— START OF Dataset extract —

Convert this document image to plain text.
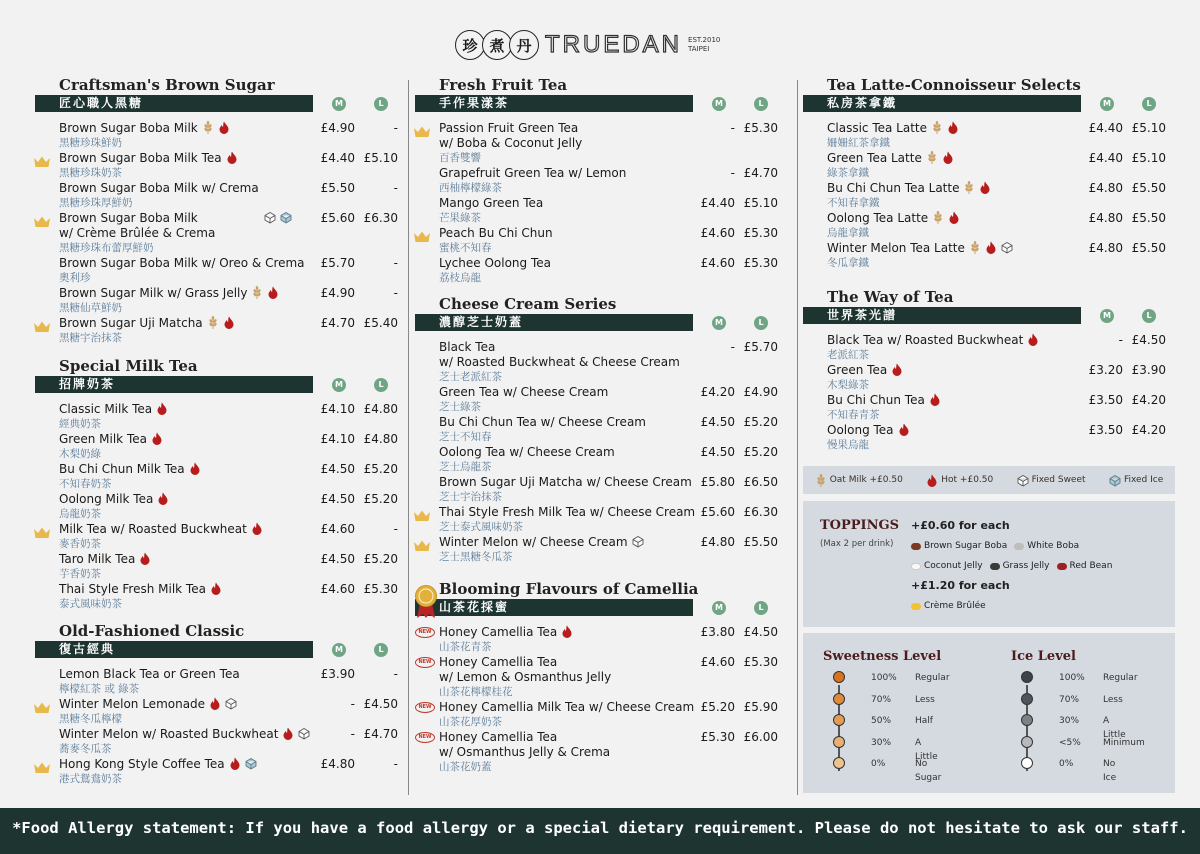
珍 煮 丹 TRUEDAN EST.2010
TAIPEI
Craftsman's Brown Sugar
匠心職人黑糖	M	L
Brown Sugar Boba Milk
黑糖珍珠鮮奶
£4.90	-
Brown Sugar Boba Milk Tea
黑糖珍珠奶茶
£4.40 £5.10
Brown Sugar Boba Milk w/ Crema
黑糖珍珠厚鮮奶
£5.50	-
Brown Sugar Boba Milk
w/ Crème Brûlée & Crema
黑糖珍珠布蕾厚鮮奶
£5.60 £6.30
Brown Sugar Boba Milk w/ Oreo & Crema
奧利珍
£5.70	-
Brown Sugar Milk w/ Grass Jelly
黑糖仙草鮮奶
£4.90	-
Brown Sugar Uji Matcha
黑糖宇治抹茶
£4.70 £5.40
Special Milk Tea
招牌奶茶	M	L
Classic Milk Tea
經典奶茶
£4.10 £4.80
Green Milk Tea
木梨奶綠
£4.10 £4.80
Bu Chi Chun Milk Tea
不知春奶茶
£4.50 £5.20
Oolong Milk Tea
烏龍奶茶
£4.50 £5.20
Milk Tea w/ Roasted Buckwheat
麥香奶茶
£4.60	-
Taro Milk Tea
芋香奶茶
£4.50 £5.20
Thai Style Fresh Milk Tea
泰式風味奶茶
£4.60 £5.30
Old-Fashioned Classic
復古經典	M	L
Lemon Black Tea or Green Tea
檸檬紅茶 或 綠茶
£3.90	-
Winter Melon Lemonade
黑糖冬瓜檸檬
- £4.50
Winter Melon w/ Roasted Buckwheat
蕎麥冬瓜茶
- £4.70
Hong Kong Style Coffee Tea
港式鴛鴦奶茶
£4.80	-
Fresh Fruit Tea
手作果漾茶	M	L
Passion Fruit Green Tea
w/ Boba & Coconut Jelly
百香雙響
- £5.30
Grapefruit Green Tea w/ Lemon
西柚檸檬綠茶
- £4.70
Mango Green Tea
芒果綠茶
£4.40 £5.10
Peach Bu Chi Chun
蜜桃不知春
£4.60 £5.30
Lychee Oolong Tea
荔枝烏龍
£4.60 £5.30
Cheese Cream Series
濃醇芝士奶蓋	M	L
Black Tea
w/ Roasted Buckwheat & Cheese Cream
芝士老派紅茶
- £5.70
Green Tea w/ Cheese Cream
芝士綠茶
£4.20 £4.90
Bu Chi Chun Tea w/ Cheese Cream
芝士不知春
£4.50 £5.20
Oolong Tea w/ Cheese Cream
芝士烏龍茶
£4.50 £5.20
Brown Sugar Uji Matcha w/ Cheese Cream
芝士宇治抹茶
£5.80 £6.50
Thai Style Fresh Milk Tea w/ Cheese Cream
芝士泰式風味奶茶
£5.60 £6.30
Winter Melon w/ Cheese Cream
芝士黑糖冬瓜茶
£4.80 £5.50
Blooming Flavours of Camellia
山茶花採蜜	M	L
NEW Honey Camellia Tea
山茶花青茶
£3.80 £4.50
NEW Honey Camellia Tea
w/ Lemon & Osmanthus Jelly
山茶花檸檬桂花
£4.60 £5.30
NEW Honey Camellia Milk Tea w/ Cheese Cream
山茶花厚奶茶
£5.20 £5.90
NEW Honey Camellia Tea
w/ Osmanthus Jelly & Crema
山茶花奶蓋
£5.30 £6.00
Tea Latte-Connoisseur Selects
私房茶拿鐵	M	L
Classic Tea Latte
姍姍紅茶拿鐵
£4.40 £5.10
Green Tea Latte
綠茶拿鐵
£4.40 £5.10
Bu Chi Chun Tea Latte
不知春拿鐵
£4.80 £5.50
Oolong Tea Latte
烏龍拿鐵
£4.80 £5.50
Winter Melon Tea Latte
冬瓜拿鐵
£4.80 £5.50
The Way of Tea
世界茶光譜	M	L
Black Tea w/ Roasted Buckwheat
老派紅茶
- £4.50
Green Tea
木梨綠茶
£3.20 £3.90
Bu Chi Chun Tea
不知春青茶
£3.50 £4.20
Oolong Tea
慢果烏龍
£3.50 £4.20
Oat Milk +£0.50	Hot +£0.50	Fixed Sweet	Fixed Ice
TOPPINGS
(Max 2 per drink)
+£0.60 for each
Brown Sugar Boba White Boba
Coconut Jelly Grass Jelly Red Bean
+£1.20 for each
Crème Brûlée
Sweetness Level
100% Regular
70%	Less
50%	Half
30%	A Little
0%	No Sugar
Ice Level
100% Regular
70%	Less
30%	A Little
<5% Minimum
0%	No Ice
*Food Allergy statement: If you have a food allergy or a special dietary requirement. Please do not hesitate to ask our staff.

— END OF Dataset extract —

Reproduce every record word for word. The copy must contain no pictures.

Solution to the problem:
Convert this document image to plain text.
珍 煮 丹 TRUEDAN EST.2010
TAIPEI
Craftsman's Brown Sugar
匠心職人黑糖	M	L
Brown Sugar Boba Milk
黑糖珍珠鮮奶
£4.90	-
Brown Sugar Boba Milk Tea
黑糖珍珠奶茶
£4.40 £5.10
Brown Sugar Boba Milk w/ Crema
黑糖珍珠厚鮮奶
£5.50	-
Brown Sugar Boba Milk
w/ Crème Brûlée & Crema
黑糖珍珠布蕾厚鮮奶
£5.60 £6.30
Brown Sugar Boba Milk w/ Oreo & Crema
奧利珍
£5.70	-
Brown Sugar Milk w/ Grass Jelly
黑糖仙草鮮奶
£4.90	-
Brown Sugar Uji Matcha
黑糖宇治抹茶
£4.70 £5.40
Special Milk Tea
招牌奶茶	M	L
Classic Milk Tea
經典奶茶
£4.10 £4.80
Green Milk Tea
木梨奶綠
£4.10 £4.80
Bu Chi Chun Milk Tea
不知春奶茶
£4.50 £5.20
Oolong Milk Tea
烏龍奶茶
£4.50 £5.20
Milk Tea w/ Roasted Buckwheat
麥香奶茶
£4.60	-
Taro Milk Tea
芋香奶茶
£4.50 £5.20
Thai Style Fresh Milk Tea
泰式風味奶茶
£4.60 £5.30
Old-Fashioned Classic
復古經典	M	L
Lemon Black Tea or Green Tea
檸檬紅茶 或 綠茶
£3.90	-
Winter Melon Lemonade
黑糖冬瓜檸檬
- £4.50
Winter Melon w/ Roasted Buckwheat
蕎麥冬瓜茶
- £4.70
Hong Kong Style Coffee Tea
港式鴛鴦奶茶
£4.80	-
Fresh Fruit Tea
手作果漾茶	M	L
Passion Fruit Green Tea
w/ Boba & Coconut Jelly
百香雙響
- £5.30
Grapefruit Green Tea w/ Lemon
西柚檸檬綠茶
- £4.70
Mango Green Tea
芒果綠茶
£4.40 £5.10
Peach Bu Chi Chun
蜜桃不知春
£4.60 £5.30
Lychee Oolong Tea
荔枝烏龍
£4.60 £5.30
Cheese Cream Series
濃醇芝士奶蓋	M	L
Black Tea
w/ Roasted Buckwheat & Cheese Cream
芝士老派紅茶
- £5.70
Green Tea w/ Cheese Cream
芝士綠茶
£4.20 £4.90
Bu Chi Chun Tea w/ Cheese Cream
芝士不知春
£4.50 £5.20
Oolong Tea w/ Cheese Cream
芝士烏龍茶
£4.50 £5.20
Brown Sugar Uji Matcha w/ Cheese Cream
芝士宇治抹茶
£5.80 £6.50
Thai Style Fresh Milk Tea w/ Cheese Cream
芝士泰式風味奶茶
£5.60 £6.30
Winter Melon w/ Cheese Cream
芝士黑糖冬瓜茶
£4.80 £5.50
Blooming Flavours of Camellia
山茶花採蜜	M	L
NEW Honey Camellia Tea
山茶花青茶
£3.80 £4.50
NEW Honey Camellia Tea
w/ Lemon & Osmanthus Jelly
山茶花檸檬桂花
£4.60 £5.30
NEW Honey Camellia Milk Tea w/ Cheese Cream
山茶花厚奶茶
£5.20 £5.90
NEW Honey Camellia Tea
w/ Osmanthus Jelly & Crema
山茶花奶蓋
£5.30 £6.00
Tea Latte-Connoisseur Selects
私房茶拿鐵	M	L
Classic Tea Latte
姍姍紅茶拿鐵
£4.40 £5.10
Green Tea Latte
綠茶拿鐵
£4.40 £5.10
Bu Chi Chun Tea Latte
不知春拿鐵
£4.80 £5.50
Oolong Tea Latte
烏龍拿鐵
£4.80 £5.50
Winter Melon Tea Latte
冬瓜拿鐵
£4.80 £5.50
The Way of Tea
世界茶光譜	M	L
Black Tea w/ Roasted Buckwheat
老派紅茶
- £4.50
Green Tea
木梨綠茶
£3.20 £3.90
Bu Chi Chun Tea
不知春青茶
£3.50 £4.20
Oolong Tea
慢果烏龍
£3.50 £4.20
Oat Milk +£0.50	Hot +£0.50	Fixed Sweet	Fixed Ice
TOPPINGS
(Max 2 per drink)
+£0.60 for each
Brown Sugar Boba White Boba
Coconut Jelly Grass Jelly Red Bean
+£1.20 for each
Crème Brûlée
Sweetness Level
100% Regular
70%	Less
50%	Half
30%	A Little
0%	No Sugar
Ice Level
100% Regular
70%	Less
30%	A Little
<5% Minimum
0%	No Ice
*Food Allergy statement: If you have a food allergy or a special dietary requirement. Please do not hesitate to ask our staff.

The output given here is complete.